▸ **GIVEN PROBLEM**
Extract every line from the records below that contains the word "name".

(Figure data in JSON)
========
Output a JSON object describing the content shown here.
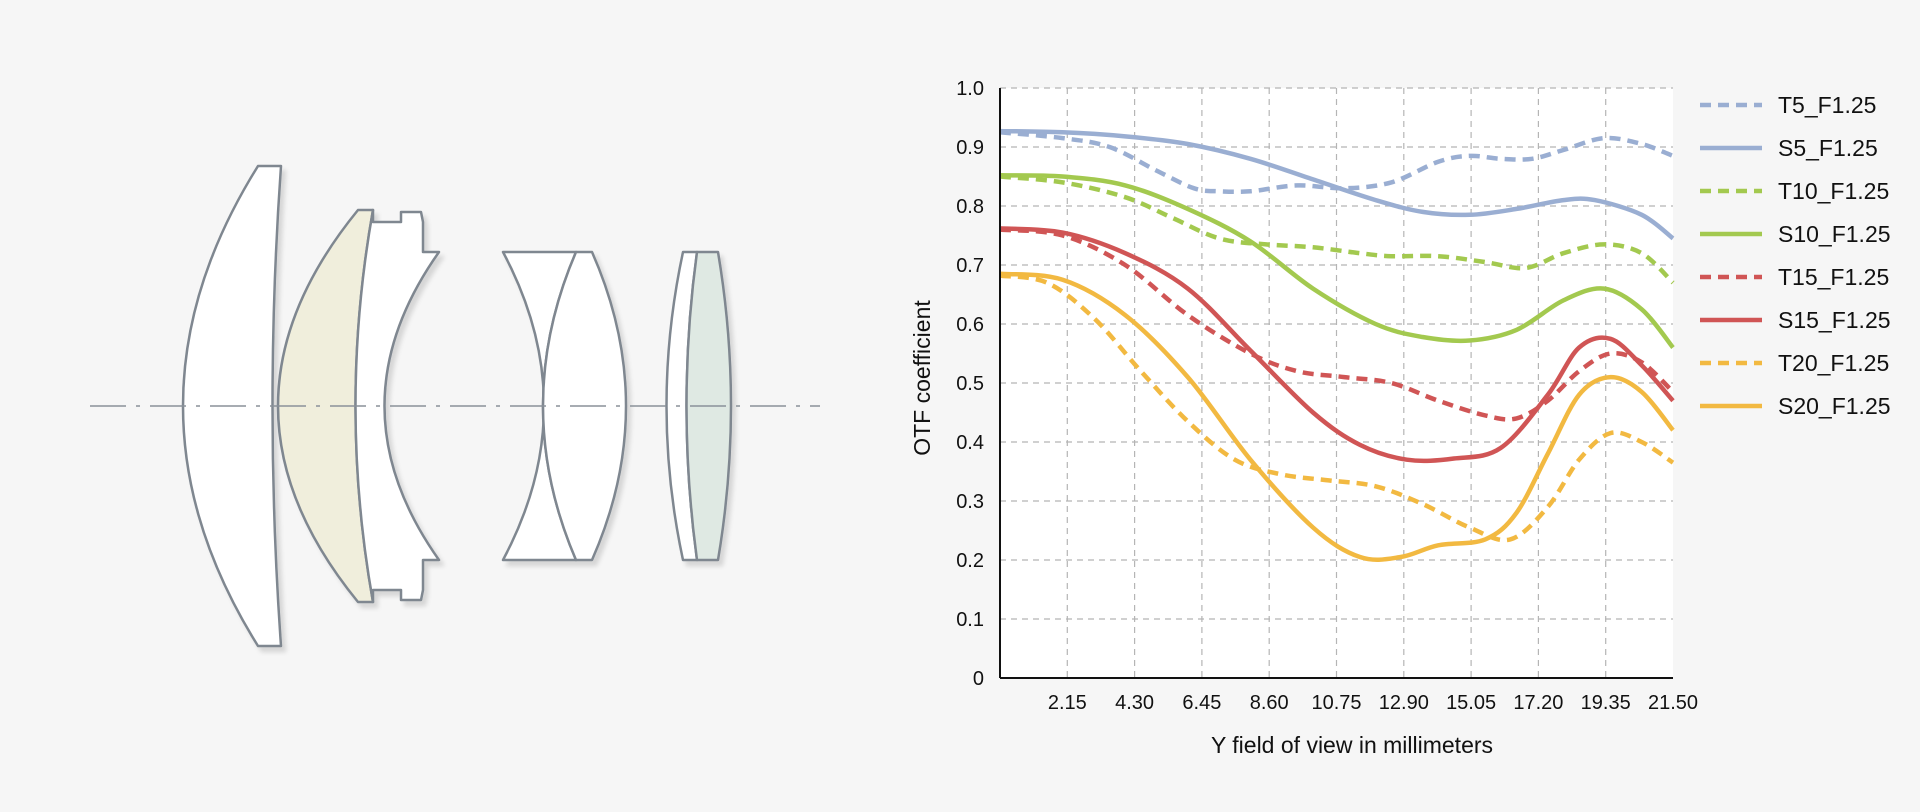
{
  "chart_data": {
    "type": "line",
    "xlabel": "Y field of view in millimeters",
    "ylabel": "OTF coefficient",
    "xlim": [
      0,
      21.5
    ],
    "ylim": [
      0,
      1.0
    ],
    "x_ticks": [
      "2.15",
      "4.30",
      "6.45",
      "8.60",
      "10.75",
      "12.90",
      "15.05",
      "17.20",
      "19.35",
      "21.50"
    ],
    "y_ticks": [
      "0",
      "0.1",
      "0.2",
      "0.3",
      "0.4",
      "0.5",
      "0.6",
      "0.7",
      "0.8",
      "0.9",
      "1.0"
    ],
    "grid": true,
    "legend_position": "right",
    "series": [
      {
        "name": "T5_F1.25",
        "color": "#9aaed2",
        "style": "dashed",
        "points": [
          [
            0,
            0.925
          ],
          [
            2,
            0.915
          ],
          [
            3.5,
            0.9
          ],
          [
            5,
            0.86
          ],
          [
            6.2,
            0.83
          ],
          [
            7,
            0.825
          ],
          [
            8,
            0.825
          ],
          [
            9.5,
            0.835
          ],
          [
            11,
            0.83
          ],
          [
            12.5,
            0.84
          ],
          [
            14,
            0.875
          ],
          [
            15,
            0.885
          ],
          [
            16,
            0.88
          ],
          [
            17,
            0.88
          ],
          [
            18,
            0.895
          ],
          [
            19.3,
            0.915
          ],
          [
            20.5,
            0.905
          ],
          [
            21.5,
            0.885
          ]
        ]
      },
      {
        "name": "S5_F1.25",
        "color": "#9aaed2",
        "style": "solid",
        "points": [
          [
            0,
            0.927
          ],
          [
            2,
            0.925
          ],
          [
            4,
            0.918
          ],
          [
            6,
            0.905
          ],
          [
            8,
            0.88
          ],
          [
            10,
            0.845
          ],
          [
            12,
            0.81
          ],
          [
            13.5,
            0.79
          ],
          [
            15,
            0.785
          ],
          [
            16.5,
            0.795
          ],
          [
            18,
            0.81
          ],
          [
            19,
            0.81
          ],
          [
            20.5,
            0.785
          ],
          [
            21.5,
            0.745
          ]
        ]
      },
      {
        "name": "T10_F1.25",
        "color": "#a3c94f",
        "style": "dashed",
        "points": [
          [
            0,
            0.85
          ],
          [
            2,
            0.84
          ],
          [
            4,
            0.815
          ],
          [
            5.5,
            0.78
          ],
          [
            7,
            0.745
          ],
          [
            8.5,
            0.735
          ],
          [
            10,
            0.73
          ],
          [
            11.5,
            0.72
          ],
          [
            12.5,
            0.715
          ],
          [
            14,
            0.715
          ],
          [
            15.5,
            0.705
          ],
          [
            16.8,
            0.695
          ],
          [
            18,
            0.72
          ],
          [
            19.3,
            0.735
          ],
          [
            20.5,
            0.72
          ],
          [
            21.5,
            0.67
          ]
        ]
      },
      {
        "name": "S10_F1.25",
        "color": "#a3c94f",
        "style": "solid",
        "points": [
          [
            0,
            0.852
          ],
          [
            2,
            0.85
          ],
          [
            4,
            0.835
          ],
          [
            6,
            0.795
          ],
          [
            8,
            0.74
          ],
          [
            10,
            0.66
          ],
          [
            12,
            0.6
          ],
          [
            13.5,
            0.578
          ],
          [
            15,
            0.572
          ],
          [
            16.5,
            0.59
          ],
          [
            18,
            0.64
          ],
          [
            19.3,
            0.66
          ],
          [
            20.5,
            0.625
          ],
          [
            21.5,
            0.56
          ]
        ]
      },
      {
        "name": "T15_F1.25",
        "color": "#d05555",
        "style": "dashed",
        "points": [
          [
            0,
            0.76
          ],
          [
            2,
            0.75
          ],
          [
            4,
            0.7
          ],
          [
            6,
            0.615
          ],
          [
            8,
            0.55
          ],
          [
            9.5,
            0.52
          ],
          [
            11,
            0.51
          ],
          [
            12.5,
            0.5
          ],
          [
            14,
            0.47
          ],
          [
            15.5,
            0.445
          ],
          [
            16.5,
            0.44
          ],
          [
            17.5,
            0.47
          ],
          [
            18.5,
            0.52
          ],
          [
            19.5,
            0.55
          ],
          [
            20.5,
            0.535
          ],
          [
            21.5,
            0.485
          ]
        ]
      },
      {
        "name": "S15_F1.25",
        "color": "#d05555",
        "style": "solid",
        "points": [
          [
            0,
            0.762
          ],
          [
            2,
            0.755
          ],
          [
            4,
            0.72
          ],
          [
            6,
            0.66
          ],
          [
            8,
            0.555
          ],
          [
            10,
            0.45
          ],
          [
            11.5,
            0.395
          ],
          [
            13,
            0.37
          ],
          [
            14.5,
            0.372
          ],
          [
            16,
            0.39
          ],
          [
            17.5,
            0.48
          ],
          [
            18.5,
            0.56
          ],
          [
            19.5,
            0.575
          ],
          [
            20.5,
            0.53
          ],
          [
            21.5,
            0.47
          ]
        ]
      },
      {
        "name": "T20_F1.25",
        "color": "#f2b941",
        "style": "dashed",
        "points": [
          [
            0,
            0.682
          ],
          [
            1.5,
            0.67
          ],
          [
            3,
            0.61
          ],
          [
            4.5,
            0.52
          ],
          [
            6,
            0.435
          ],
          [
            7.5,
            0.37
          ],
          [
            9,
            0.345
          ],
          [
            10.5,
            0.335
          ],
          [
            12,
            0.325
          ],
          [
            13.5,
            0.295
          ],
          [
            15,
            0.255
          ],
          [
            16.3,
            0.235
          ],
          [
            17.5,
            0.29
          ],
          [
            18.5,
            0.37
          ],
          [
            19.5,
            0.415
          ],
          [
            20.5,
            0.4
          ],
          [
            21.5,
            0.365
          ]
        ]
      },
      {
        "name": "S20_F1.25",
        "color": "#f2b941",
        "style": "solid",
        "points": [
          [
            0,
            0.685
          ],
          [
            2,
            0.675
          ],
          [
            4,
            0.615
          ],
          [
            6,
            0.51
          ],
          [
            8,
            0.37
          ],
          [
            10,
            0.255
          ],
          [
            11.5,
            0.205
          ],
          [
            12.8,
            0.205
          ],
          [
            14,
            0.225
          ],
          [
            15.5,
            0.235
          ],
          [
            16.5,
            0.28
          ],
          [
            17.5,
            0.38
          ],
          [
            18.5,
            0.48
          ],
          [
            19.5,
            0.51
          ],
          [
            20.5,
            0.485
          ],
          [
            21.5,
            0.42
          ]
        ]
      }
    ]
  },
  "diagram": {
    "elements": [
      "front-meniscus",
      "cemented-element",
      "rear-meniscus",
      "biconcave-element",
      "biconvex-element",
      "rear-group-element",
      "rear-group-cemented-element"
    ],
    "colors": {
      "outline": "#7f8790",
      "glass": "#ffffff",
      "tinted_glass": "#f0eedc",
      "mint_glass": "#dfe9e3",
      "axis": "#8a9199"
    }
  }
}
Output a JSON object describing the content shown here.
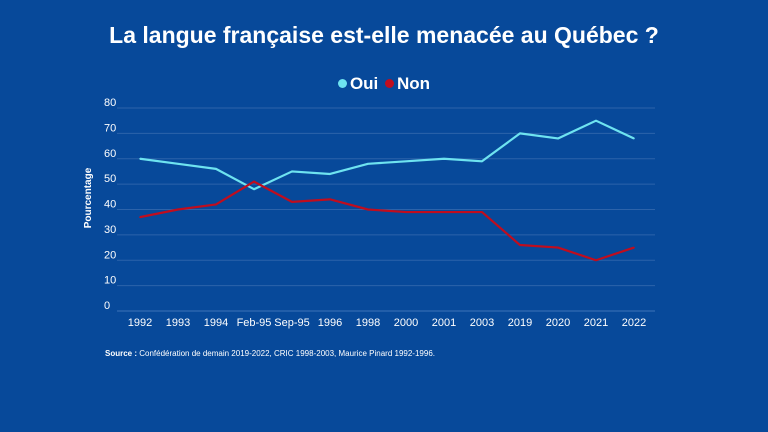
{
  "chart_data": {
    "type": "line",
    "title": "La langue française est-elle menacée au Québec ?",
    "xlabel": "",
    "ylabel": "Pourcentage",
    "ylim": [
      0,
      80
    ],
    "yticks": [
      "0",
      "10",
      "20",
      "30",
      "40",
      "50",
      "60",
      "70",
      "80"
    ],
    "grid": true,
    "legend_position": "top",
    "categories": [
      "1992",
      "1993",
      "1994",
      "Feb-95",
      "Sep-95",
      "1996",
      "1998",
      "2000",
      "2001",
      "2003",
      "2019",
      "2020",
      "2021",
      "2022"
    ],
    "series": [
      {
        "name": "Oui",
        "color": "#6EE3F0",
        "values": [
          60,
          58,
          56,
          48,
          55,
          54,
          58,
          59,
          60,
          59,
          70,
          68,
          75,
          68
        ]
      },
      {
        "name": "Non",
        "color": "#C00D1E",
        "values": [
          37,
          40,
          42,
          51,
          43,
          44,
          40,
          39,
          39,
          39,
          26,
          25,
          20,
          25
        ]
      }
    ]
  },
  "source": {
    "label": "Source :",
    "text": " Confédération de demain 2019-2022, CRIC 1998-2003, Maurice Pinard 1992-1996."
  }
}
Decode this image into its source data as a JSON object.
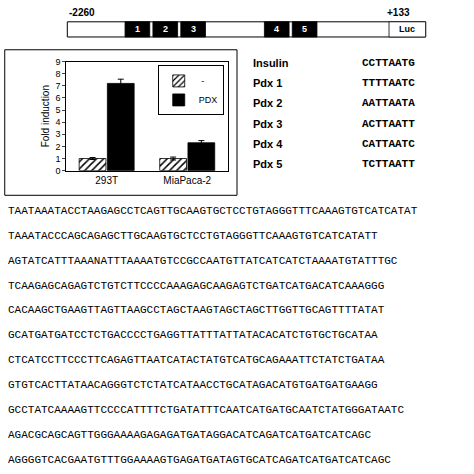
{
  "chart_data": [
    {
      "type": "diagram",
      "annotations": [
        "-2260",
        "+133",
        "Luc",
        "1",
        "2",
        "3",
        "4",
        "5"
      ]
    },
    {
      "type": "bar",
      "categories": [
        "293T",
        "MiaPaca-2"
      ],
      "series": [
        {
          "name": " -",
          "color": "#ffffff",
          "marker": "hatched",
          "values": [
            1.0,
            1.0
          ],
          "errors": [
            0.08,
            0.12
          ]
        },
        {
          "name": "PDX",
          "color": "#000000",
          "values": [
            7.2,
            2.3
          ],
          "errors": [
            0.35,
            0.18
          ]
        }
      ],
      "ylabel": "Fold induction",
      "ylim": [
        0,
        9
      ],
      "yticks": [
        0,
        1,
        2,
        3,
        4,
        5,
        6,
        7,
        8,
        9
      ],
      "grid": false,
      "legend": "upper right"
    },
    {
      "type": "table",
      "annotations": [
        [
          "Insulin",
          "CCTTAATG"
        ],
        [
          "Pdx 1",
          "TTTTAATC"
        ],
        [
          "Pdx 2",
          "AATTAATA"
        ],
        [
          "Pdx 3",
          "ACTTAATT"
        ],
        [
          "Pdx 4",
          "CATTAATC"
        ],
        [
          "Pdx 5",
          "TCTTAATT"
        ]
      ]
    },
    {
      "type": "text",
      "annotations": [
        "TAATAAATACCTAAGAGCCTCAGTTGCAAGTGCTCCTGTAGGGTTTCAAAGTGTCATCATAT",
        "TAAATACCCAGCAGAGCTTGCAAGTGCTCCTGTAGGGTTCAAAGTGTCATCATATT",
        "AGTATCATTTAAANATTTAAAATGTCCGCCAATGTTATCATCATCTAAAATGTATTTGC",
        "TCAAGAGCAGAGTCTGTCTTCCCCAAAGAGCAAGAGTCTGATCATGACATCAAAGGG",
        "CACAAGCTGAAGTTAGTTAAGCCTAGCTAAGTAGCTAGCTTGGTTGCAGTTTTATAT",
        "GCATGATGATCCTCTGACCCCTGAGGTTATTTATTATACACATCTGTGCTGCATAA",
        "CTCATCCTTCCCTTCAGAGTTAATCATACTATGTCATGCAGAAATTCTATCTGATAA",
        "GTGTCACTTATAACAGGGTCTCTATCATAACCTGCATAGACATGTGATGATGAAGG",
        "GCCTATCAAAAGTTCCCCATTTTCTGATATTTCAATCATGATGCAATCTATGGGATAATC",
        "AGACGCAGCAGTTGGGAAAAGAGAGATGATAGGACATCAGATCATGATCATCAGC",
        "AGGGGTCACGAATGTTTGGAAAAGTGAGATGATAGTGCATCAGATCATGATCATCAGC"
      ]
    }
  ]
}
========
▸ **EXPECTED ANSWER**
        "name": "T5_F1.25",
        "name": "S5_F1.25",
        "name": "T10_F1.25",
        "name": "S10_F1.25",
        "name": "T15_F1.25",
        "name": "S15_F1.25",
        "name": "T20_F1.25",
        "name": "S20_F1.25",
        "name": "Oui",
        "name": "Non",
          "name": " -",
          "name": "PDX",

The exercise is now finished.